▶ **Task**
If a line in the records contains the string "content", show that line.

▶ **Source data**
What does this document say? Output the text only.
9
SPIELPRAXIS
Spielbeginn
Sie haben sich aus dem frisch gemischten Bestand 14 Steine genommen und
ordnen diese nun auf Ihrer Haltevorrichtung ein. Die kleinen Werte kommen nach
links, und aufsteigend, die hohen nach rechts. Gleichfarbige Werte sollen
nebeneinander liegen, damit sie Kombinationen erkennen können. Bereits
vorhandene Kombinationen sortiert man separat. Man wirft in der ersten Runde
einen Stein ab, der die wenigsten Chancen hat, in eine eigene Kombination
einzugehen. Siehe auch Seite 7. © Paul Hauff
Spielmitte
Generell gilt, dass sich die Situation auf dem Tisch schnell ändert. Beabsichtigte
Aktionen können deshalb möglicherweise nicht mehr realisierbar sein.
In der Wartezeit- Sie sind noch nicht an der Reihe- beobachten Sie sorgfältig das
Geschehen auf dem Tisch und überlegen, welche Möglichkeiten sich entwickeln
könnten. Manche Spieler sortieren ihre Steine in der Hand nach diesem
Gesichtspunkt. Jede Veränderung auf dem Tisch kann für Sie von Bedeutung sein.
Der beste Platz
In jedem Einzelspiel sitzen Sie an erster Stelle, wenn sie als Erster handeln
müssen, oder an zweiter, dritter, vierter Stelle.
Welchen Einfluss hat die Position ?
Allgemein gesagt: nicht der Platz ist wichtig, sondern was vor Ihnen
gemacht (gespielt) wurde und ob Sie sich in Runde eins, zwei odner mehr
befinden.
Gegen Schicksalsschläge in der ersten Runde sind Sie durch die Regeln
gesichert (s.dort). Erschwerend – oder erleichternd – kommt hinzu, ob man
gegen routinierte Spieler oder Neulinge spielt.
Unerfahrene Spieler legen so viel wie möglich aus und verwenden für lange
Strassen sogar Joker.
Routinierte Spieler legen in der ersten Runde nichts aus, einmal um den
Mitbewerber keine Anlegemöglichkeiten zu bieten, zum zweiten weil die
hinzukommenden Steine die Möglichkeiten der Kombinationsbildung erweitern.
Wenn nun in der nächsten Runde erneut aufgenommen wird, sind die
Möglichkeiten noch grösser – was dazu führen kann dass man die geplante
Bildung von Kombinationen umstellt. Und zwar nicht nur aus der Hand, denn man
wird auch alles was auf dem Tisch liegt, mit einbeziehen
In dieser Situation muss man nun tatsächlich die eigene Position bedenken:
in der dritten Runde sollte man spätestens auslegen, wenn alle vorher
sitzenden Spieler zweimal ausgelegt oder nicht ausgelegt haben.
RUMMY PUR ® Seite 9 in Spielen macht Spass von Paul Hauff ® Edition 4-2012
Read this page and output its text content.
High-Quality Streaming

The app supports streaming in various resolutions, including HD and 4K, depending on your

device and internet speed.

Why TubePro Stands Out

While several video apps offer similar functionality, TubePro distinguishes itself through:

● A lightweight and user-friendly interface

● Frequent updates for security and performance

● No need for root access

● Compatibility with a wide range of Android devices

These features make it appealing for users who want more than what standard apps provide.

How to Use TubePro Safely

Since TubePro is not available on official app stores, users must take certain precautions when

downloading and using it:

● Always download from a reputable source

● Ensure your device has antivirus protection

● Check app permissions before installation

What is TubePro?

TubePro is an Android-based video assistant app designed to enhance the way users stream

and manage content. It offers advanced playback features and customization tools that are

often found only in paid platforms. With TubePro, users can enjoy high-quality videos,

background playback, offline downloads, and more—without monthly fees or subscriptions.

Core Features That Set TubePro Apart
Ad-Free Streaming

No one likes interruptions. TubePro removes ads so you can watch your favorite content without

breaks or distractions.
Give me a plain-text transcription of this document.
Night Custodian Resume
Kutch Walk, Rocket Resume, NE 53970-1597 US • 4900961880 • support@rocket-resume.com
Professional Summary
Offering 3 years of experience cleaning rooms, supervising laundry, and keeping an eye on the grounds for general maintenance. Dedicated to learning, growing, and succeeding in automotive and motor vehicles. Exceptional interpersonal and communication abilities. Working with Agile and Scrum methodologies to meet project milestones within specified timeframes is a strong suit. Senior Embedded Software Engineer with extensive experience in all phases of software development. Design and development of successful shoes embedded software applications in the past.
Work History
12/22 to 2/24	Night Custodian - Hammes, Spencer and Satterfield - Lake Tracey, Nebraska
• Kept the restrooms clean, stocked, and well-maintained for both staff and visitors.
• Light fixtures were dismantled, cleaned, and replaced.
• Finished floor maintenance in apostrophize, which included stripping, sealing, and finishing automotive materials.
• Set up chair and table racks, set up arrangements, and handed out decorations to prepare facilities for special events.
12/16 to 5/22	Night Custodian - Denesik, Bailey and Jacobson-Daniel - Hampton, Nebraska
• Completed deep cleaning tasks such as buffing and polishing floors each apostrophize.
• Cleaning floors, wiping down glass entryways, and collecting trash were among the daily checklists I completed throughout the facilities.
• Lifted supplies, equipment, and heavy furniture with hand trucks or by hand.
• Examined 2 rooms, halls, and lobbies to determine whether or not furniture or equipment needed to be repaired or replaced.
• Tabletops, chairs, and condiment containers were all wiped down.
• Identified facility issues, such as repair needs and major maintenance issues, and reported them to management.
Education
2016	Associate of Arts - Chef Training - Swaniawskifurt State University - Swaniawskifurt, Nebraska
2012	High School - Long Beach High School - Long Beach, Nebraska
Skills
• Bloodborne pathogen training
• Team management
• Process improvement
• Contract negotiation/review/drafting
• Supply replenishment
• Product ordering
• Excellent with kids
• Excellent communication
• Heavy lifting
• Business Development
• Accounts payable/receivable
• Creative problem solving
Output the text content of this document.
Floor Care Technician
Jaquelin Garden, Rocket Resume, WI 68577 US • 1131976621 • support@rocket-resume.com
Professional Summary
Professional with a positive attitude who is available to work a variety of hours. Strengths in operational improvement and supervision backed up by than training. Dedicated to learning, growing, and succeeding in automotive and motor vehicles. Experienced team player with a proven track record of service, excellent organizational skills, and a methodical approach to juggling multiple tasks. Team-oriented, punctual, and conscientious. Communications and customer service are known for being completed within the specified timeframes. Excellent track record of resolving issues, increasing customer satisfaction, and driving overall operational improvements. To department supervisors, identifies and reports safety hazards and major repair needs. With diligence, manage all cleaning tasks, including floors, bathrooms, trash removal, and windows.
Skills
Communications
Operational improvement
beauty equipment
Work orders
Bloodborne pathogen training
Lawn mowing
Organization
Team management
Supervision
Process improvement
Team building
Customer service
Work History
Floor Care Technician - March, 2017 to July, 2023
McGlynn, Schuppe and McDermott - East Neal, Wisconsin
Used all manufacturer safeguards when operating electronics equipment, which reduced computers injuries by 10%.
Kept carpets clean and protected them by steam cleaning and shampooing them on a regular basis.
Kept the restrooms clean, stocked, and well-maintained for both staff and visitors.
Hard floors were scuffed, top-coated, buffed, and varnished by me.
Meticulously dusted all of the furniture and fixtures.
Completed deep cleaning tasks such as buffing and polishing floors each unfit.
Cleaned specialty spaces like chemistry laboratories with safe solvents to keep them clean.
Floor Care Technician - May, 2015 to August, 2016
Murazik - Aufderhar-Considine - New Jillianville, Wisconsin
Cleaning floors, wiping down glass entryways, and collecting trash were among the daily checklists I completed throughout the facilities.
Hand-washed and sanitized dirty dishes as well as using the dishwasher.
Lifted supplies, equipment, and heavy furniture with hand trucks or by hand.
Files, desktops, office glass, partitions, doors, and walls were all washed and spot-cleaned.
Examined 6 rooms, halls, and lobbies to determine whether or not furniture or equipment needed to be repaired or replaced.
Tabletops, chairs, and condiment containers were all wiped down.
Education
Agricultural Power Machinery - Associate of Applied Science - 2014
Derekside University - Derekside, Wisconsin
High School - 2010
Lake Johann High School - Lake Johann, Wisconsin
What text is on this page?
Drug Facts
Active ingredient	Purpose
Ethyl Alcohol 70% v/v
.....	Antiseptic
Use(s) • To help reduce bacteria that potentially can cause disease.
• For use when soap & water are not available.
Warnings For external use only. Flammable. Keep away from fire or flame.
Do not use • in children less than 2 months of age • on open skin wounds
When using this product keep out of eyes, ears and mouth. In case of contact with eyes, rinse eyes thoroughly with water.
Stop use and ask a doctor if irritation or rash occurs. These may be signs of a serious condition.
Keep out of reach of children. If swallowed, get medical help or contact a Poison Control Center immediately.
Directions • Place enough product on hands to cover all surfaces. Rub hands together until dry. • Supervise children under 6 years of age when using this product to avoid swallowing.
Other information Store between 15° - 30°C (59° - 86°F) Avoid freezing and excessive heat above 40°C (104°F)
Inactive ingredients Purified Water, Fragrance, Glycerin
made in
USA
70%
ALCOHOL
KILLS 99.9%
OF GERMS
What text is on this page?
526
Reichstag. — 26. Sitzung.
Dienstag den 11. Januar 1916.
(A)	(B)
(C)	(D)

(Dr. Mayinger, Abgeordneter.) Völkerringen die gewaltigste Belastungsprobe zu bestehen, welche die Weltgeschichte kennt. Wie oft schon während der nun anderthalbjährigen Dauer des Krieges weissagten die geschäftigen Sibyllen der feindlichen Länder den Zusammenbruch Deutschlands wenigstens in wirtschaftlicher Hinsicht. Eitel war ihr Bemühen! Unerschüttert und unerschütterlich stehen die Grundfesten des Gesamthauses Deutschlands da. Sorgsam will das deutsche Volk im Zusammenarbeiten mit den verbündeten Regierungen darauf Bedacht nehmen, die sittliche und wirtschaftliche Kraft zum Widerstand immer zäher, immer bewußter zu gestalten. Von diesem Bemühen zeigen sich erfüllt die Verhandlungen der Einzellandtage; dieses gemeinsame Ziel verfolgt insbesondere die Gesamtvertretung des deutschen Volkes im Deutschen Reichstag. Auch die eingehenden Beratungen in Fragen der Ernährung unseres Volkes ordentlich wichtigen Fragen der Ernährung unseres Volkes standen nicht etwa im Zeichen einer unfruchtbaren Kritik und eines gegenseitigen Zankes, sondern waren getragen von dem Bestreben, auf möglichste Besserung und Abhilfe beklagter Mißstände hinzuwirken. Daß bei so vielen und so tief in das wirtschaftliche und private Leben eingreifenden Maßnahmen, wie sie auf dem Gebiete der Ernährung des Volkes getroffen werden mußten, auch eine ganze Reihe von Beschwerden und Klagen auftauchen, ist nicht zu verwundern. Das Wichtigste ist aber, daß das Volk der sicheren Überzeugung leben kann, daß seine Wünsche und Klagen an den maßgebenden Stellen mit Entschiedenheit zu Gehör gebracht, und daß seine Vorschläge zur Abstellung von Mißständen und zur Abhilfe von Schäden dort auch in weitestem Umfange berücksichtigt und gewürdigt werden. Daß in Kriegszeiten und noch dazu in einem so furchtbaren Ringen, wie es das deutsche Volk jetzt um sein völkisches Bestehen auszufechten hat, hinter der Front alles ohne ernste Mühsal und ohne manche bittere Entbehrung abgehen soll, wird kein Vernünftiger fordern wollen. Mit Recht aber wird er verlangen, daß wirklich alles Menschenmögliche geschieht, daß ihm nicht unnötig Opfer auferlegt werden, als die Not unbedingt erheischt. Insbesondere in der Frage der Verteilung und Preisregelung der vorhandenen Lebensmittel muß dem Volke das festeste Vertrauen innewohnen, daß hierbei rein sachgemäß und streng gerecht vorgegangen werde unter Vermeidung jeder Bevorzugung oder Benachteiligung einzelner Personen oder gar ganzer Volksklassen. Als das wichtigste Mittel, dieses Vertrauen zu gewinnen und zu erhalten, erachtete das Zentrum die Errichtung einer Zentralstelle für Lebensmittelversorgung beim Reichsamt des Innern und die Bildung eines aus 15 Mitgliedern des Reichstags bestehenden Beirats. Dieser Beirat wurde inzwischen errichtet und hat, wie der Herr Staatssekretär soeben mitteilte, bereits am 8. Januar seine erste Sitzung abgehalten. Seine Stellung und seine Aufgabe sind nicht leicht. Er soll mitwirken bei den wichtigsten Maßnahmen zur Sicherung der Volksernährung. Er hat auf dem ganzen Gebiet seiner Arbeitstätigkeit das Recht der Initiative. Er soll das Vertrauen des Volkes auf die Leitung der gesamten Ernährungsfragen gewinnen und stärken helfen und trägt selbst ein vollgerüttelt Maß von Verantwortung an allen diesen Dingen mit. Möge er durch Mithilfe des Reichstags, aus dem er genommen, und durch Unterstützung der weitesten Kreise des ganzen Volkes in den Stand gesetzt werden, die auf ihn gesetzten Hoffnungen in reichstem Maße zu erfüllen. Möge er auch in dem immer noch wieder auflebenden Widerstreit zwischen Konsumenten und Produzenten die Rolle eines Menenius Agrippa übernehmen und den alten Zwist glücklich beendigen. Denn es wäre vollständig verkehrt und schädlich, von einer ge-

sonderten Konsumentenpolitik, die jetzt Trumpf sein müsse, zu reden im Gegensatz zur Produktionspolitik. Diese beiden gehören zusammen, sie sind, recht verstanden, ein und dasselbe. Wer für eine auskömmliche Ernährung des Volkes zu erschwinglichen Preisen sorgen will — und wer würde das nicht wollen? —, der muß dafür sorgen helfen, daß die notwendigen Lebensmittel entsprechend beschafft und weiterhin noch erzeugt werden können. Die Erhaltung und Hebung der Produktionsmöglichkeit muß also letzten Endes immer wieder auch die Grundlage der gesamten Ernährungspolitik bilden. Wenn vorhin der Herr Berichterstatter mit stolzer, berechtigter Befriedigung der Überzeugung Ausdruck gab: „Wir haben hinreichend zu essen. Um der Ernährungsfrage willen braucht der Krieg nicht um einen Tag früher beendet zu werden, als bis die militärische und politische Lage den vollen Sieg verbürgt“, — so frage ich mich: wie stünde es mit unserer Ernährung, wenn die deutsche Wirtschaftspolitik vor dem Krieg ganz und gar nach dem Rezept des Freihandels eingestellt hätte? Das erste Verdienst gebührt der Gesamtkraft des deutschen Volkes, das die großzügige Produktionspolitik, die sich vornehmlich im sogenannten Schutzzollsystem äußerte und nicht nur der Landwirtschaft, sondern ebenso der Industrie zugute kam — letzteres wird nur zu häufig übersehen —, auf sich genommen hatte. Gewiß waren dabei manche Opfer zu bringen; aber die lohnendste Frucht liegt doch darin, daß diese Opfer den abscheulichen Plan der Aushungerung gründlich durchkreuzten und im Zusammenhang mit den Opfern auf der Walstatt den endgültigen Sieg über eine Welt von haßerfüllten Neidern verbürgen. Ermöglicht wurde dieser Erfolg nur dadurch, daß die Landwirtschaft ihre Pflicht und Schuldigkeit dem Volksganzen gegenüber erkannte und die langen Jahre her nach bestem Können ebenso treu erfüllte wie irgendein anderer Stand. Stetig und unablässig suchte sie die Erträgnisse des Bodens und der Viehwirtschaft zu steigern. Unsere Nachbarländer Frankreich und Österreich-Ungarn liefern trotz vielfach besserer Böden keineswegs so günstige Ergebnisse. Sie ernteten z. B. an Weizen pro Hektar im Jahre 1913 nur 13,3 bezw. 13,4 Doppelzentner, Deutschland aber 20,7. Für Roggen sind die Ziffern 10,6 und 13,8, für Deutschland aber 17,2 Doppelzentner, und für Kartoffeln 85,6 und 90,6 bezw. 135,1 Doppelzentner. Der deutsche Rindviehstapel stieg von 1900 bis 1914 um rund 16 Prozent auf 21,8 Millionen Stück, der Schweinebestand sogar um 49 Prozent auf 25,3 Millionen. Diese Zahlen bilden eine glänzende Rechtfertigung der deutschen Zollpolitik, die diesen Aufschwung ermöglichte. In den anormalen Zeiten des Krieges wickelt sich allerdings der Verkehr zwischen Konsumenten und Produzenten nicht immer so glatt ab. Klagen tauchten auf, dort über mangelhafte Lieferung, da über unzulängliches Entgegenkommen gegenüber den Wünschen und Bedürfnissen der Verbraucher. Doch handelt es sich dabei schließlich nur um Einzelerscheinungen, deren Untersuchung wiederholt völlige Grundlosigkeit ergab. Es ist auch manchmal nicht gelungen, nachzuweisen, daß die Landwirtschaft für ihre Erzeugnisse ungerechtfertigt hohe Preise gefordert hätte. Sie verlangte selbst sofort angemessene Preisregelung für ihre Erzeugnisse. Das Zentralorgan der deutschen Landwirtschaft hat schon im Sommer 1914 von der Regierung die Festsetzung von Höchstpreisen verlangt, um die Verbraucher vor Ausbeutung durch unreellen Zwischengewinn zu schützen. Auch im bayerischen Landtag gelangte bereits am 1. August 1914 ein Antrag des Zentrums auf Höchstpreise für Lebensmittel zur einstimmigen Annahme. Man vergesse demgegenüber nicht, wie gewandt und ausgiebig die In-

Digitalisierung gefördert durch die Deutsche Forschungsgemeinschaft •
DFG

▶ **Answer below**
Read this page and output its text content.
and manage content. It offers advanced playback features and customization tools that are
No one likes interruptions. TubePro removes ads so you can watch your favorite content without
Output the text content of this document.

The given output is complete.